§ Given exercise:
Filter this data down to the lines that hold "February", and copy them.

§ Information given:
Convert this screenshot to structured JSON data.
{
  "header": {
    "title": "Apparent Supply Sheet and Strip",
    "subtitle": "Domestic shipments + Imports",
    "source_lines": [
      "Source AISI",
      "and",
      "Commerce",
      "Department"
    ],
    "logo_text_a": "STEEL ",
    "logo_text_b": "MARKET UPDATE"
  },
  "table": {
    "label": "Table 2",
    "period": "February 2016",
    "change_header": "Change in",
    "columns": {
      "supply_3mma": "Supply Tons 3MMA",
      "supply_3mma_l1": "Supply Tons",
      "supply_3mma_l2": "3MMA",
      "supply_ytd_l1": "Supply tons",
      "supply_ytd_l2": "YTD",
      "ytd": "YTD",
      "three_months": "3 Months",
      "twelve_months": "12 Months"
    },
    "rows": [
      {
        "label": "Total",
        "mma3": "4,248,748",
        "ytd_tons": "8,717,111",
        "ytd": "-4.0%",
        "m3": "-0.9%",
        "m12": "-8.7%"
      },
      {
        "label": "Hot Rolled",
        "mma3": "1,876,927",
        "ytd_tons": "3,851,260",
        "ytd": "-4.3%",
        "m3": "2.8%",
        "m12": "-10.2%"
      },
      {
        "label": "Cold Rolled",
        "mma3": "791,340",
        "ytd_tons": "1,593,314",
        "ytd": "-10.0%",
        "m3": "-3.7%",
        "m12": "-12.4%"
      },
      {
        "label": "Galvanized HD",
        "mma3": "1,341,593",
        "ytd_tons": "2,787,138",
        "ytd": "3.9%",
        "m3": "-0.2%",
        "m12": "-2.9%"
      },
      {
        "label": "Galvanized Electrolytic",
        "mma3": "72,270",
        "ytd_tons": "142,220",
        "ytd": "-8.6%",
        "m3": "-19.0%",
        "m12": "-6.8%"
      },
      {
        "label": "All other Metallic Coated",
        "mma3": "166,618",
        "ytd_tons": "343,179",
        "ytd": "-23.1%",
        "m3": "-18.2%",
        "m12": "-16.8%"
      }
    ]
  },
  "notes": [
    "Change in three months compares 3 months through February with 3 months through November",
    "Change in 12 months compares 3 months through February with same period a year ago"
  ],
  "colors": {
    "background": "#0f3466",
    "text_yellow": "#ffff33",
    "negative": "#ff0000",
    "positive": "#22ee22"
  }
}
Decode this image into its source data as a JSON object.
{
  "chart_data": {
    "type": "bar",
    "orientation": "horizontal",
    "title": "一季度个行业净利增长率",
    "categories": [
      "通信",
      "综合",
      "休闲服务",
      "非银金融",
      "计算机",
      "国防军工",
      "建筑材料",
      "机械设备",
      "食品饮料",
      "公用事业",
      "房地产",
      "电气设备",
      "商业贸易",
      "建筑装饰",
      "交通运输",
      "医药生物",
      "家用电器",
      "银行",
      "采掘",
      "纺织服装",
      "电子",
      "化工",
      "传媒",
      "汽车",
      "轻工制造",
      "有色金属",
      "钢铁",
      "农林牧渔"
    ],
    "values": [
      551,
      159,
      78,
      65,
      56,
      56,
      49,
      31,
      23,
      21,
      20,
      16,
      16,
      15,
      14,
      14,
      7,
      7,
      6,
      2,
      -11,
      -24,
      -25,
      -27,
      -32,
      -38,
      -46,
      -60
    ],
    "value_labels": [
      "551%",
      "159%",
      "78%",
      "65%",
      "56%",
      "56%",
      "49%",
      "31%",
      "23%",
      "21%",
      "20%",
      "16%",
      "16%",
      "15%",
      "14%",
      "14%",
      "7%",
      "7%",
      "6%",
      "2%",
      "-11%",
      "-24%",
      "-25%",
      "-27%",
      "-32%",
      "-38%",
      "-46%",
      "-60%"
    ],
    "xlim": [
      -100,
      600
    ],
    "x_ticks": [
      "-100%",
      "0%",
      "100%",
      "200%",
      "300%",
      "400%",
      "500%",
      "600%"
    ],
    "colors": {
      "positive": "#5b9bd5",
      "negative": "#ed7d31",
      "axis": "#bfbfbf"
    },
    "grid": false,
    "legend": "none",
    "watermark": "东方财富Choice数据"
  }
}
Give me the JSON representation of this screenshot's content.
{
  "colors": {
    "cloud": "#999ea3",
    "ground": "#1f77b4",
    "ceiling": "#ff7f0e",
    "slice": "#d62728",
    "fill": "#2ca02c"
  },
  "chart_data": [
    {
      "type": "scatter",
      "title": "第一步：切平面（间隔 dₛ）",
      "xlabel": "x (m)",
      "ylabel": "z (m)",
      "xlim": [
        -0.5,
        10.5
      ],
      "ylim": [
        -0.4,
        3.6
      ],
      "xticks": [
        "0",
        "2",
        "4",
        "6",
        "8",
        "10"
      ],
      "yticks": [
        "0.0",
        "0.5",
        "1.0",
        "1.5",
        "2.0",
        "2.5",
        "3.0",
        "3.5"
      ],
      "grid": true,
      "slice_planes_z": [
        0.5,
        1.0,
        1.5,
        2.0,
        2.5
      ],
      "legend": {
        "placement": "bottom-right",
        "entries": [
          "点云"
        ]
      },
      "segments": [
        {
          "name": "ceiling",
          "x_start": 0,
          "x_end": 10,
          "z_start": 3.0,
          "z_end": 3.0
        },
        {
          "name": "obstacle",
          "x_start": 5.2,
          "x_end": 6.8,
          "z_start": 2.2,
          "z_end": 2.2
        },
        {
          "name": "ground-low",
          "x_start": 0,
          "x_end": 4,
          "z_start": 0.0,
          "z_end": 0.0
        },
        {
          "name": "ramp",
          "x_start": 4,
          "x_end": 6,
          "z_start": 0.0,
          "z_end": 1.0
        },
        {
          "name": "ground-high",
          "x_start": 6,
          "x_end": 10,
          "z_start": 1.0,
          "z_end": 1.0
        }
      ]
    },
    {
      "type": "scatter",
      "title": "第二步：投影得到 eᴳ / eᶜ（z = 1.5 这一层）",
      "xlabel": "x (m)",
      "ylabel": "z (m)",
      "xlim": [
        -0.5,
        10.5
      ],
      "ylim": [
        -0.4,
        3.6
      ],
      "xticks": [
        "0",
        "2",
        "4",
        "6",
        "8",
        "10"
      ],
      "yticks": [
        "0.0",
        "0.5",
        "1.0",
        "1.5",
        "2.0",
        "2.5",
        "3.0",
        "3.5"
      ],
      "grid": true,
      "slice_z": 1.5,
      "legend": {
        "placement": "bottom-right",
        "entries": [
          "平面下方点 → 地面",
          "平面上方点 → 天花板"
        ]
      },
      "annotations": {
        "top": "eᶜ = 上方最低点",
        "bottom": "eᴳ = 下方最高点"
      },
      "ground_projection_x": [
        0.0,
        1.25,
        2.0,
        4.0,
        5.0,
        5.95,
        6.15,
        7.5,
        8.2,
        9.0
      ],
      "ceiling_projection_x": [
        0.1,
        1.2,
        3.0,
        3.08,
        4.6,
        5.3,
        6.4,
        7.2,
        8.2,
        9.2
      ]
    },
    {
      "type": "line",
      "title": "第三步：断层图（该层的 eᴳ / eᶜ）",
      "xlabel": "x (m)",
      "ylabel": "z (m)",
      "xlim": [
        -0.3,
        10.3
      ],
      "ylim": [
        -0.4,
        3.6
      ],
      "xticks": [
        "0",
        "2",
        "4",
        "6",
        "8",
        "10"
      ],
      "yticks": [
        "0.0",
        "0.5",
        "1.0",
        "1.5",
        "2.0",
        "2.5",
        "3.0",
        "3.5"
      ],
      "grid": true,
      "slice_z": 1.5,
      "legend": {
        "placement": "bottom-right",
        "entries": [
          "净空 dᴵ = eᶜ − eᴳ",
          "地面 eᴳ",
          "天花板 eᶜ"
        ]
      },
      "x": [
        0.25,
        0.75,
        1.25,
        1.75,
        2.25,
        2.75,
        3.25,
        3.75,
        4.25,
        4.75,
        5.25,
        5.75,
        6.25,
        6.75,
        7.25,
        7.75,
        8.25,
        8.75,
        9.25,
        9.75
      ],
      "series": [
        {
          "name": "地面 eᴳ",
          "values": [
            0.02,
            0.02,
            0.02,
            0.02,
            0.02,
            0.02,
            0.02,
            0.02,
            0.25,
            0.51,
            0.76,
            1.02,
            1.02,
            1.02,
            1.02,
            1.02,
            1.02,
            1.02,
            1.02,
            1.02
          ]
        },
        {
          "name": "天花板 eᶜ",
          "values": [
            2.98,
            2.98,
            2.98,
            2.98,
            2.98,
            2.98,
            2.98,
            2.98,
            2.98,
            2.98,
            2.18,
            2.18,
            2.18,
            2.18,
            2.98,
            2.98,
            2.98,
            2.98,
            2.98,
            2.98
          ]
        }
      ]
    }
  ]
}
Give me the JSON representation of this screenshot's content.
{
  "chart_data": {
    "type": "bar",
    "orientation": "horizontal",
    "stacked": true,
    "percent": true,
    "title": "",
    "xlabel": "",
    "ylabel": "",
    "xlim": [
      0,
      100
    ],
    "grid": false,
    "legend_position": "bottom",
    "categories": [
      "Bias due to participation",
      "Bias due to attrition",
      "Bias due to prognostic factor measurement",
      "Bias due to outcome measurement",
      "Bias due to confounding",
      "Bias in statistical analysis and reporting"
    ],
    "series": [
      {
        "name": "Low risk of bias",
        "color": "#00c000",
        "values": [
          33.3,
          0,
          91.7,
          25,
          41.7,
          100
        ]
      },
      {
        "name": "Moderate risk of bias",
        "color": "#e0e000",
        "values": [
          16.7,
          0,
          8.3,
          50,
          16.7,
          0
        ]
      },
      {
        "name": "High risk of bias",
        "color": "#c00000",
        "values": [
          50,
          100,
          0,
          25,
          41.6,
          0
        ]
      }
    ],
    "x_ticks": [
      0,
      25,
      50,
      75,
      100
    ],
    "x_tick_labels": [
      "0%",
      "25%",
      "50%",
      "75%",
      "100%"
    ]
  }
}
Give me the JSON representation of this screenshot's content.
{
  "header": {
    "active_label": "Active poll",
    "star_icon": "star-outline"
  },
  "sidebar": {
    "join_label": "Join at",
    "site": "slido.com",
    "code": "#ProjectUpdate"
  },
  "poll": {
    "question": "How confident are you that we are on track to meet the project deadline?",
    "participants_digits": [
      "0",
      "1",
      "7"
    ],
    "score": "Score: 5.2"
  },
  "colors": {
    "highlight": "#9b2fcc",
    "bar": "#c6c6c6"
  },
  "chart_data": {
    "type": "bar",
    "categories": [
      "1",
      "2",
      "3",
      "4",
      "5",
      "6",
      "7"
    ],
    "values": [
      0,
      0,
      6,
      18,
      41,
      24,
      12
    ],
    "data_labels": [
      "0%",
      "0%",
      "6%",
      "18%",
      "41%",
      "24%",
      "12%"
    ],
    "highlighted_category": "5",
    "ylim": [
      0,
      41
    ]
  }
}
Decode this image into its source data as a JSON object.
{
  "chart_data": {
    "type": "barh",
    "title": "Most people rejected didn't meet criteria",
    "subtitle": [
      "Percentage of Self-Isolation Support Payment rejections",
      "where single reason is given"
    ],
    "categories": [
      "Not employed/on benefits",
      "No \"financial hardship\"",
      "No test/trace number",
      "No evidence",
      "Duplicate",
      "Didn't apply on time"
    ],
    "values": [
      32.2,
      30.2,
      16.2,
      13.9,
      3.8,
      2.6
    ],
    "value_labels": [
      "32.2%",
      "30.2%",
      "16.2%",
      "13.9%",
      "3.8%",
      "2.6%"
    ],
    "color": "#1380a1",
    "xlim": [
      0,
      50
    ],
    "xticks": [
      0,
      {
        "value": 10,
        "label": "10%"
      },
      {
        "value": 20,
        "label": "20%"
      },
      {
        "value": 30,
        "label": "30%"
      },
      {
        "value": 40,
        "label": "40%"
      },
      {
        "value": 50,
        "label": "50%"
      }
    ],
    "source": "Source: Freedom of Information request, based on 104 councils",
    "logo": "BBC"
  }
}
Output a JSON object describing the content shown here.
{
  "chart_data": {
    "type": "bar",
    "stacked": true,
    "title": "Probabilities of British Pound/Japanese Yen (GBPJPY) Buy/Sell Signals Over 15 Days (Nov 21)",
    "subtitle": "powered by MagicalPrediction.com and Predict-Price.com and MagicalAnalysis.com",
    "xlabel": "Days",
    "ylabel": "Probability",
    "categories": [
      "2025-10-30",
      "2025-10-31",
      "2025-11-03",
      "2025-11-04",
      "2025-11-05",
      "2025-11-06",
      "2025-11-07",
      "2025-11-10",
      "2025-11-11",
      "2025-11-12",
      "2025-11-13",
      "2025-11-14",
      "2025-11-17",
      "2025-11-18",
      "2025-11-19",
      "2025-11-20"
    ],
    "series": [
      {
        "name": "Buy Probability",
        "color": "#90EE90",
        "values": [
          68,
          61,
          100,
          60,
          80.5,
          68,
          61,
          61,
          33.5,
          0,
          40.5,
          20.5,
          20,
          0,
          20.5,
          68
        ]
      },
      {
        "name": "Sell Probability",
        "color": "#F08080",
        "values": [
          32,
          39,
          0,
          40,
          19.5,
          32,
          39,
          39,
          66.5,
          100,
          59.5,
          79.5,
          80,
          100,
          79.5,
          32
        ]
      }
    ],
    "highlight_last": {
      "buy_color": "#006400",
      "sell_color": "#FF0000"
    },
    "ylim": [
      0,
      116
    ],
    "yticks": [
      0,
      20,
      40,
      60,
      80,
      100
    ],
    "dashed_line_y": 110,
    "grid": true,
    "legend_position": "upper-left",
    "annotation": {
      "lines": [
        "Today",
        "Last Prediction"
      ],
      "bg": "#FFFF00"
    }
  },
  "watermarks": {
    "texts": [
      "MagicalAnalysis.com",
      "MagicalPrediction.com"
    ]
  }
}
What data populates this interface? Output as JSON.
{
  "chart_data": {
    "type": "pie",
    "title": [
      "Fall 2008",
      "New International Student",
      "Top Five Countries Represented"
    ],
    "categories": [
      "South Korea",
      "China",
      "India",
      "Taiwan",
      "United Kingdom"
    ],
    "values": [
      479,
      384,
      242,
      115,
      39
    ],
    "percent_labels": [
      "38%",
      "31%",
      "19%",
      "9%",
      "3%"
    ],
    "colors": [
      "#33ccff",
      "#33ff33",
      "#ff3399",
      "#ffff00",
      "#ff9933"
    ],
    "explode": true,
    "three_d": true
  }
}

§ Written solution:
    "period": "February 2016",
    "Change in three months compares 3 months through February with 3 months through November",
    "Change in 12 months compares 3 months through February with same period a year ago"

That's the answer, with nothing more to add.